**Objective:** Repeat exactly each line of the data provided below.

**Extracted material:**

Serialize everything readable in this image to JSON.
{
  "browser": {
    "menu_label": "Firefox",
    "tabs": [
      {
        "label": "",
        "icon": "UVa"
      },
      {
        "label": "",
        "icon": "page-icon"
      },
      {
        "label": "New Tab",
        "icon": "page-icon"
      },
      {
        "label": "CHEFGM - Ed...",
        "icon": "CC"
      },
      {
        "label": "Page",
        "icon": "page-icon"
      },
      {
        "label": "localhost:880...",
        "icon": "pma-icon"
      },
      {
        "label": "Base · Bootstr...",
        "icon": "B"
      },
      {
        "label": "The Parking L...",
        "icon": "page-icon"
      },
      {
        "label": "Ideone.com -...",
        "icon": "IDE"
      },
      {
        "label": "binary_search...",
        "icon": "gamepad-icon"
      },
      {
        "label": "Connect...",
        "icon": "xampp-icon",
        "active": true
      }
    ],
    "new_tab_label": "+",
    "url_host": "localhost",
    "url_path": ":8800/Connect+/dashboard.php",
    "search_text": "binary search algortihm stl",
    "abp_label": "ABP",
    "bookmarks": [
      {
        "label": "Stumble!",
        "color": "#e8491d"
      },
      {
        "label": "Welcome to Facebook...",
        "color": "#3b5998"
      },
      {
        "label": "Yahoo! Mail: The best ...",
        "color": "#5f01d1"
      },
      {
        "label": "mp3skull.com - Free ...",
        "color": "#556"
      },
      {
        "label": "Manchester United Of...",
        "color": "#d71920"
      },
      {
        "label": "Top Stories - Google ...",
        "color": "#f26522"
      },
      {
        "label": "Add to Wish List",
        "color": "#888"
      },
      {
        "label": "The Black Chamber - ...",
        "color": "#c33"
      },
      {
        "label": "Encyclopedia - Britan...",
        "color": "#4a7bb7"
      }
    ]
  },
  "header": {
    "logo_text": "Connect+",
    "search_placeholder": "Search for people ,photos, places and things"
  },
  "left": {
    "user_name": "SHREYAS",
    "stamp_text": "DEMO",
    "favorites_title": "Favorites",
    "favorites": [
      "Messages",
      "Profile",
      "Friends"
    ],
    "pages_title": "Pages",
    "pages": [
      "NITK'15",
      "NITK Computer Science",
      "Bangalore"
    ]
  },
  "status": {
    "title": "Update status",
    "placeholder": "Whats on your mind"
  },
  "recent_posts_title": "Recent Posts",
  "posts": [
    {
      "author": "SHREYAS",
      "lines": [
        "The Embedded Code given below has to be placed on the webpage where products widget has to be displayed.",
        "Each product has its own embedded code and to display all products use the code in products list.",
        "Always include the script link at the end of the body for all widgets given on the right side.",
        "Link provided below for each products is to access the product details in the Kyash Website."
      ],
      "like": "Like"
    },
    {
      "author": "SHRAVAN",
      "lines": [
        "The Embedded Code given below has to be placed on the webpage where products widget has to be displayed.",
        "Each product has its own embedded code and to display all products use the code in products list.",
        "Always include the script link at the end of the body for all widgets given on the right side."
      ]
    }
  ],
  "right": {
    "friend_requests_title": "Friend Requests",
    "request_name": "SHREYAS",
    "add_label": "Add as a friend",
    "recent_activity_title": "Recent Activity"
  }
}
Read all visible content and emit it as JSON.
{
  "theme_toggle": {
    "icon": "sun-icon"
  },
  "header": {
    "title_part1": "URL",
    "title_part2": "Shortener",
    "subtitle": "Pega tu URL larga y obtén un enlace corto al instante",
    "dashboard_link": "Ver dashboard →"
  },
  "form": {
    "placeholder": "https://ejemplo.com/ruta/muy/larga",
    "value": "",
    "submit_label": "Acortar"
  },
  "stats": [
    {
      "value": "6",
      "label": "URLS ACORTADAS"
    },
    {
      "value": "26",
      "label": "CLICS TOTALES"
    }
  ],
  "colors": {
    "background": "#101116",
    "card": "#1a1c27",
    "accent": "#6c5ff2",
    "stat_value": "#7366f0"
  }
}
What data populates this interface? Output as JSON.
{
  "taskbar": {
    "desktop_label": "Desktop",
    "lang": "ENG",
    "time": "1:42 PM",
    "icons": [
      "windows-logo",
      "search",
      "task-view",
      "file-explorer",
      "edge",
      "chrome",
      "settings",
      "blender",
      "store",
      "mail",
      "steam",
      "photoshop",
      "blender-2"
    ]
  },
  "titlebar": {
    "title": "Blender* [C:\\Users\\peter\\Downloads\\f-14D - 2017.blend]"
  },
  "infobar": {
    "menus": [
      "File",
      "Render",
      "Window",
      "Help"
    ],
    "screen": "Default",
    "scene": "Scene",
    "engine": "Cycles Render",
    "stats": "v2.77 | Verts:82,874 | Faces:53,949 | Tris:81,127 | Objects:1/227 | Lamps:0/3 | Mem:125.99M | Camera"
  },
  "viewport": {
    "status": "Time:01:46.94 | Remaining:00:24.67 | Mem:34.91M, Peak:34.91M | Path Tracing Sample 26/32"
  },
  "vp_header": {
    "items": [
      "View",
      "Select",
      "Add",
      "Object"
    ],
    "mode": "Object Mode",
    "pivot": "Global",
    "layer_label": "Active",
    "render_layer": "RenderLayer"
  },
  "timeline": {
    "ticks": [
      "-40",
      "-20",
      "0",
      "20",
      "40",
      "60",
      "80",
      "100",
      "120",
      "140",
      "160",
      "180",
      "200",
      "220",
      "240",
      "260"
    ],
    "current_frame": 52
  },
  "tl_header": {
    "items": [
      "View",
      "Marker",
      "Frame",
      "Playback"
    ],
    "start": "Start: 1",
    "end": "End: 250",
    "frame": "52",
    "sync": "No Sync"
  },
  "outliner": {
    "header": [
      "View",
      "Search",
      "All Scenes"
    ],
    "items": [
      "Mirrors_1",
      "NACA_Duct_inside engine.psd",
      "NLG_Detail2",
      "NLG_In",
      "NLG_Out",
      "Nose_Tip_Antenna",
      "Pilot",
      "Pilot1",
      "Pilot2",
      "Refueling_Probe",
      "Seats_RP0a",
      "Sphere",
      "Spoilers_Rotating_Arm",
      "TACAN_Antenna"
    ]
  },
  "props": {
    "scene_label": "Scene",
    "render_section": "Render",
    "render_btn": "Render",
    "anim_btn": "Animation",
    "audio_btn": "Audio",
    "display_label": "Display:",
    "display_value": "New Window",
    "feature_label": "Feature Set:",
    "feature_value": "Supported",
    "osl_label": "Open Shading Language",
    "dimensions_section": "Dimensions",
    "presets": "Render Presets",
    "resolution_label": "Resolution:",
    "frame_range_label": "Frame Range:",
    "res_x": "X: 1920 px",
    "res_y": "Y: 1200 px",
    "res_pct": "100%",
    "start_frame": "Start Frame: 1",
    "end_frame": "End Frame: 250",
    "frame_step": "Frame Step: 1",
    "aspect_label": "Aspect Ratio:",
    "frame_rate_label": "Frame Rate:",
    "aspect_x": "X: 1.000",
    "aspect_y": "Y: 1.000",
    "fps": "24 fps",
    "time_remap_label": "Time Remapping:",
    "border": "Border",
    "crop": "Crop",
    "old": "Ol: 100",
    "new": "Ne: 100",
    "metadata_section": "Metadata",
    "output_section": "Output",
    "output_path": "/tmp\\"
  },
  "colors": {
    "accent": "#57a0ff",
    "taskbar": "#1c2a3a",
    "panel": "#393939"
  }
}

**Written reply:**
Serialize everything readable in this image to JSON.
{
  "browser": {
    "menu_label": "Firefox",
    "tabs": [
      {
        "label": "",
        "icon": "UVa"
      },
      {
        "label": "",
        "icon": "page-icon"
      },
      {
        "label": "New Tab",
        "icon": "page-icon"
      },
      {
        "label": "CHEFGM - Ed...",
        "icon": "CC"
      },
      {
        "label": "Page",
        "icon": "page-icon"
      },
      {
        "label": "localhost:880...",
        "icon": "pma-icon"
      },
      {
        "label": "Base · Bootstr...",
        "icon": "B"
      },
      {
        "label": "The Parking L...",
        "icon": "page-icon"
      },
      {
        "label": "Ideone.com -...",
        "icon": "IDE"
      },
      {
        "label": "binary_search...",
        "icon": "gamepad-icon"
      },
      {
        "label": "Connect...",
        "icon": "xampp-icon",
        "active": true
      }
    ],
    "new_tab_label": "+",
    "url_host": "localhost",
    "url_path": ":8800/Connect+/dashboard.php",
    "search_text": "binary search algortihm stl",
    "abp_label": "ABP",
    "bookmarks": [
      {
        "label": "Stumble!",
        "color": "#e8491d"
      },
      {
        "label": "Welcome to Facebook...",
        "color": "#3b5998"
      },
      {
        "label": "Yahoo! Mail: The best ...",
        "color": "#5f01d1"
      },
      {
        "label": "mp3skull.com - Free ...",
        "color": "#556"
      },
      {
        "label": "Manchester United Of...",
        "color": "#d71920"
      },
      {
        "label": "Top Stories - Google ...",
        "color": "#f26522"
      },
      {
        "label": "Add to Wish List",
        "color": "#888"
      },
      {
        "label": "The Black Chamber - ...",
        "color": "#c33"
      },
      {
        "label": "Encyclopedia - Britan...",
        "color": "#4a7bb7"
      }
    ]
  },
  "header": {
    "logo_text": "Connect+",
    "search_placeholder": "Search for people ,photos, places and things"
  },
  "left": {
    "user_name": "SHREYAS",
    "stamp_text": "DEMO",
    "favorites_title": "Favorites",
    "favorites": [
      "Messages",
      "Profile",
      "Friends"
    ],
    "pages_title": "Pages",
    "pages": [
      "NITK'15",
      "NITK Computer Science",
      "Bangalore"
    ]
  },
  "status": {
    "title": "Update status",
    "placeholder": "Whats on your mind"
  },
  "recent_posts_title": "Recent Posts",
  "posts": [
    {
      "author": "SHREYAS",
      "lines": [
        "The Embedded Code given below has to be placed on the webpage where products widget has to be displayed.",
        "Each product has its own embedded code and to display all products use the code in products list.",
        "Always include the script link at the end of the body for all widgets given on the right side.",
        "Link provided below for each products is to access the product details in the Kyash Website."
      ],
      "like": "Like"
    },
    {
      "author": "SHRAVAN",
      "lines": [
        "The Embedded Code given below has to be placed on the webpage where products widget has to be displayed.",
        "Each product has its own embedded code and to display all products use the code in products list.",
        "Always include the script link at the end of the body for all widgets given on the right side."
      ]
    }
  ],
  "right": {
    "friend_requests_title": "Friend Requests",
    "request_name": "SHREYAS",
    "add_label": "Add as a friend",
    "recent_activity_title": "Recent Activity"
  }
}
Read all visible content and emit it as JSON.
{
  "theme_toggle": {
    "icon": "sun-icon"
  },
  "header": {
    "title_part1": "URL",
    "title_part2": "Shortener",
    "subtitle": "Pega tu URL larga y obtén un enlace corto al instante",
    "dashboard_link": "Ver dashboard →"
  },
  "form": {
    "placeholder": "https://ejemplo.com/ruta/muy/larga",
    "value": "",
    "submit_label": "Acortar"
  },
  "stats": [
    {
      "value": "6",
      "label": "URLS ACORTADAS"
    },
    {
      "value": "26",
      "label": "CLICS TOTALES"
    }
  ],
  "colors": {
    "background": "#101116",
    "card": "#1a1c27",
    "accent": "#6c5ff2",
    "stat_value": "#7366f0"
  }
}
What data populates this interface? Output as JSON.
{
  "taskbar": {
    "desktop_label": "Desktop",
    "lang": "ENG",
    "time": "1:42 PM",
    "icons": [
      "windows-logo",
      "search",
      "task-view",
      "file-explorer",
      "edge",
      "chrome",
      "settings",
      "blender",
      "store",
      "mail",
      "steam",
      "photoshop",
      "blender-2"
    ]
  },
  "titlebar": {
    "title": "Blender* [C:\\Users\\peter\\Downloads\\f-14D - 2017.blend]"
  },
  "infobar": {
    "menus": [
      "File",
      "Render",
      "Window",
      "Help"
    ],
    "screen": "Default",
    "scene": "Scene",
    "engine": "Cycles Render",
    "stats": "v2.77 | Verts:82,874 | Faces:53,949 | Tris:81,127 | Objects:1/227 | Lamps:0/3 | Mem:125.99M | Camera"
  },
  "viewport": {
    "status": "Time:01:46.94 | Remaining:00:24.67 | Mem:34.91M, Peak:34.91M | Path Tracing Sample 26/32"
  },
  "vp_header": {
    "items": [
      "View",
      "Select",
      "Add",
      "Object"
    ],
    "mode": "Object Mode",
    "pivot": "Global",
    "layer_label": "Active",
    "render_layer": "RenderLayer"
  },
  "timeline": {
    "ticks": [
      "-40",
      "-20",
      "0",
      "20",
      "40",
      "60",
      "80",
      "100",
      "120",
      "140",
      "160",
      "180",
      "200",
      "220",
      "240",
      "260"
    ],
    "current_frame": 52
  },
  "tl_header": {
    "items": [
      "View",
      "Marker",
      "Frame",
      "Playback"
    ],
    "start": "Start: 1",
    "end": "End: 250",
    "frame": "52",
    "sync": "No Sync"
  },
  "outliner": {
    "header": [
      "View",
      "Search",
      "All Scenes"
    ],
    "items": [
      "Mirrors_1",
      "NACA_Duct_inside engine.psd",
      "NLG_Detail2",
      "NLG_In",
      "NLG_Out",
      "Nose_Tip_Antenna",
      "Pilot",
      "Pilot1",
      "Pilot2",
      "Refueling_Probe",
      "Seats_RP0a",
      "Sphere",
      "Spoilers_Rotating_Arm",
      "TACAN_Antenna"
    ]
  },
  "props": {
    "scene_label": "Scene",
    "render_section": "Render",
    "render_btn": "Render",
    "anim_btn": "Animation",
    "audio_btn": "Audio",
    "display_label": "Display:",
    "display_value": "New Window",
    "feature_label": "Feature Set:",
    "feature_value": "Supported",
    "osl_label": "Open Shading Language",
    "dimensions_section": "Dimensions",
    "presets": "Render Presets",
    "resolution_label": "Resolution:",
    "frame_range_label": "Frame Range:",
    "res_x": "X: 1920 px",
    "res_y": "Y: 1200 px",
    "res_pct": "100%",
    "start_frame": "Start Frame: 1",
    "end_frame": "End Frame: 250",
    "frame_step": "Frame Step: 1",
    "aspect_label": "Aspect Ratio:",
    "frame_rate_label": "Frame Rate:",
    "aspect_x": "X: 1.000",
    "aspect_y": "Y: 1.000",
    "fps": "24 fps",
    "time_remap_label": "Time Remapping:",
    "border": "Border",
    "crop": "Crop",
    "old": "Ol: 100",
    "new": "Ne: 100",
    "metadata_section": "Metadata",
    "output_section": "Output",
    "output_path": "/tmp\\"
  },
  "colors": {
    "accent": "#57a0ff",
    "taskbar": "#1c2a3a",
    "panel": "#393939"
  }
}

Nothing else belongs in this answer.